Locate every line below that contains the word "online" and copy it.

Stored data:
☆ ☆ ☆ ☆

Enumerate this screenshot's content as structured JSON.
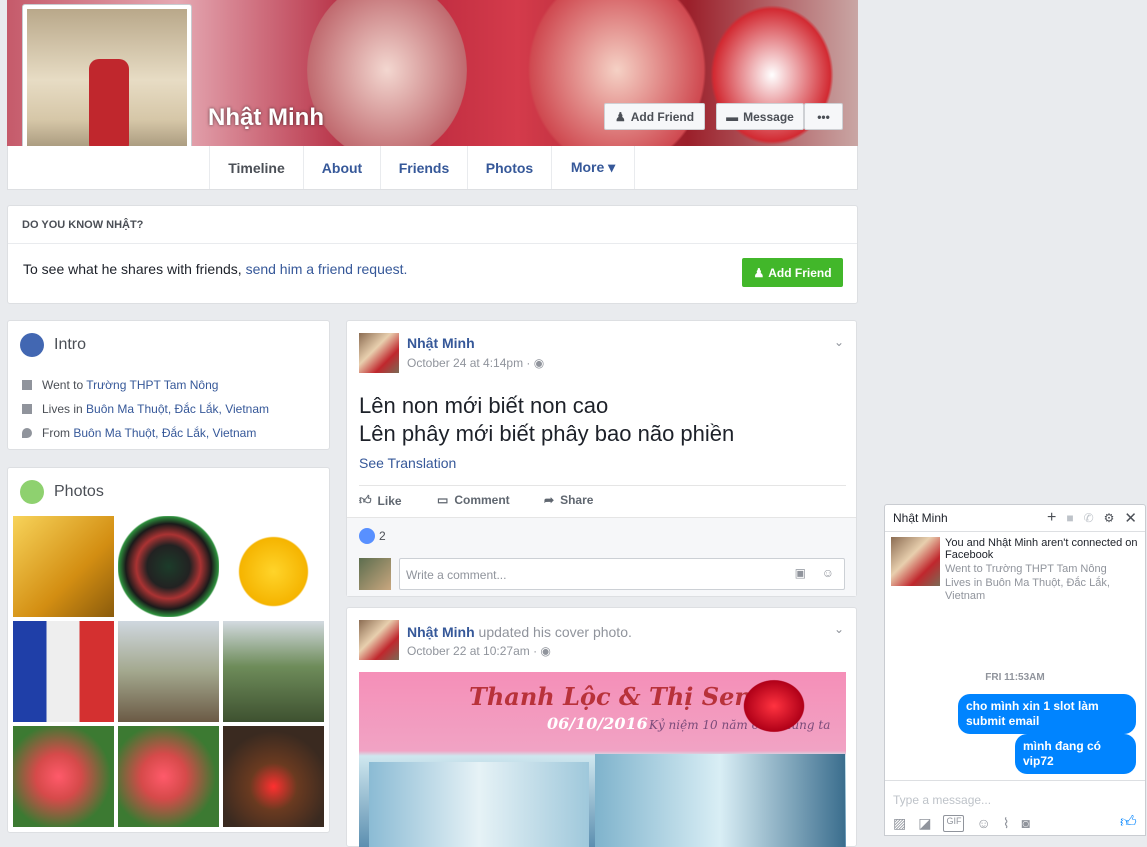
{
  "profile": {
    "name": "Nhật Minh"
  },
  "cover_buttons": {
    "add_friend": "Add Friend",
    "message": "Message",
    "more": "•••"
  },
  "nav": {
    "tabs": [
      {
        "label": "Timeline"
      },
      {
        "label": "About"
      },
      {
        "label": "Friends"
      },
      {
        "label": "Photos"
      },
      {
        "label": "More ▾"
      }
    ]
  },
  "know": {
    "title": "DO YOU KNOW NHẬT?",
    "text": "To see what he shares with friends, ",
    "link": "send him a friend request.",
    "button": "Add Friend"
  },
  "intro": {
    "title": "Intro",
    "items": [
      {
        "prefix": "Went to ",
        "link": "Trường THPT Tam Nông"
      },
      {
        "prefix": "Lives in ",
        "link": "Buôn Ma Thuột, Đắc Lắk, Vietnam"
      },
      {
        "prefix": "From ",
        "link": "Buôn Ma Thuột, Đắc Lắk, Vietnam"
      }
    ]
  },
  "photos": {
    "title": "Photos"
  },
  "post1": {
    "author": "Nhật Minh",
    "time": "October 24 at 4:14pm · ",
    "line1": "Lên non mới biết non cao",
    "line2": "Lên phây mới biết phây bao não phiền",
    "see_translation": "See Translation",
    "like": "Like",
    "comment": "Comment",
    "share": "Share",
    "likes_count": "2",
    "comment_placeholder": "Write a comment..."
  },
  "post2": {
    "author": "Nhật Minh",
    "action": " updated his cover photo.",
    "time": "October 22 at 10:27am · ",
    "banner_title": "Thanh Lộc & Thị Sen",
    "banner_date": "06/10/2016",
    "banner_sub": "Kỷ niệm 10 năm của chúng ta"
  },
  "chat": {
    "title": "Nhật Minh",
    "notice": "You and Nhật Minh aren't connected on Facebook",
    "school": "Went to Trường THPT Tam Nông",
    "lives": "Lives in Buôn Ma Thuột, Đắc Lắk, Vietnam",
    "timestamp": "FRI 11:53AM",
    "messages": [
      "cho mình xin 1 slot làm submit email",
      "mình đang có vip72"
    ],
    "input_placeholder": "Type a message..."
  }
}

☆ ☆ ☆ ☆

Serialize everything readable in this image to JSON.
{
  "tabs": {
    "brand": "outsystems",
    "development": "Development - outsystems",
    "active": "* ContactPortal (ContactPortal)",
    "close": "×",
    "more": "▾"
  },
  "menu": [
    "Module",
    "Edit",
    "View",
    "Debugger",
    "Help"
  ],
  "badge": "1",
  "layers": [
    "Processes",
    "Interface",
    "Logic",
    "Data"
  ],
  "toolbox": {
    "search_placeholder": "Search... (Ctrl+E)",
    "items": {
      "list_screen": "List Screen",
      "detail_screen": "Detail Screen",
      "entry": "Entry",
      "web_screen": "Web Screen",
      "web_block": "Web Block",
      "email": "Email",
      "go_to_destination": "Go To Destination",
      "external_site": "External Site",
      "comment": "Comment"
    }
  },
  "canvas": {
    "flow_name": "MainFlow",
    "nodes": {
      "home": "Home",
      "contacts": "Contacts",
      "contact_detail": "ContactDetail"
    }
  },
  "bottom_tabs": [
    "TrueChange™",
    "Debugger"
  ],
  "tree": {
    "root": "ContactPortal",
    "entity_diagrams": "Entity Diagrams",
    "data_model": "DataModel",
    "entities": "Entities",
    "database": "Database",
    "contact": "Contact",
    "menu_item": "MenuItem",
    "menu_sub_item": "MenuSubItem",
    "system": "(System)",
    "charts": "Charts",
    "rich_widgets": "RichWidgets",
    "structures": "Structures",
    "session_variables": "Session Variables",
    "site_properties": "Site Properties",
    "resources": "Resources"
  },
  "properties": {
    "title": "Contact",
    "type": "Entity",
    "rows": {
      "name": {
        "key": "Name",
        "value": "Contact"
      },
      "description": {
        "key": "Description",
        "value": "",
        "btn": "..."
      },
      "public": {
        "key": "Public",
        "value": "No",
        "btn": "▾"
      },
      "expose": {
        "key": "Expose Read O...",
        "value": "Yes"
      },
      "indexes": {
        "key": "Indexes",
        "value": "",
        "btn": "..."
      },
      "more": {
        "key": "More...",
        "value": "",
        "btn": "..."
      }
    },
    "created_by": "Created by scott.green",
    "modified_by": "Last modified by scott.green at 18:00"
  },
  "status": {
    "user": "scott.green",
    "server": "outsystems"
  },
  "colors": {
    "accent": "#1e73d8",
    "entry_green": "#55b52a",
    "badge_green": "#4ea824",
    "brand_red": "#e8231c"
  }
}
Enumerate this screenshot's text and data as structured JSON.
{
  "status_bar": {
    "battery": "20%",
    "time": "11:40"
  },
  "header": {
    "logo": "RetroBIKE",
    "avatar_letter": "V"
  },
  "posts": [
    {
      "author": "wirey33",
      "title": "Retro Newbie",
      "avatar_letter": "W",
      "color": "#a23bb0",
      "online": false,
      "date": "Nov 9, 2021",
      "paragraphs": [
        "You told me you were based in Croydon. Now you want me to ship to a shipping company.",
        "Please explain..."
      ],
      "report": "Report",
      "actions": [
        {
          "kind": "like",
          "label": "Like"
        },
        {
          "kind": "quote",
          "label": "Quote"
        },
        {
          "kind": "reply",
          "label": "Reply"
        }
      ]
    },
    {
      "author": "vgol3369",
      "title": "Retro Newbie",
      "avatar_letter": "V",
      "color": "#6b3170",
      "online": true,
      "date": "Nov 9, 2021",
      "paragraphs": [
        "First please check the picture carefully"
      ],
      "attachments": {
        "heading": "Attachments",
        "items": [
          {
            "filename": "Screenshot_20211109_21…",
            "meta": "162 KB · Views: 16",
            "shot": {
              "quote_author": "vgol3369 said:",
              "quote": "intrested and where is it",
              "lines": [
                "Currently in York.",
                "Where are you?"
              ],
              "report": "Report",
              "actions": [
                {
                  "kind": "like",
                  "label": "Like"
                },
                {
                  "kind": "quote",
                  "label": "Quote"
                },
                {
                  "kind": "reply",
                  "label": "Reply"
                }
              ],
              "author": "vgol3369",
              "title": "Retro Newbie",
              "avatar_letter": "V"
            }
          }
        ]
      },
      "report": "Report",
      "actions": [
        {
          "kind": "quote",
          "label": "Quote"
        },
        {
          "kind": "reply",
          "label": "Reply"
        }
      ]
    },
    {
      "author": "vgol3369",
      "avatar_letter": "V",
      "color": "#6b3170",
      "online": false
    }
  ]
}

☆ ☆ ☆ ☆

**CORRECT OUTPUT**
      "online": false,
      "online": true,
      "online": false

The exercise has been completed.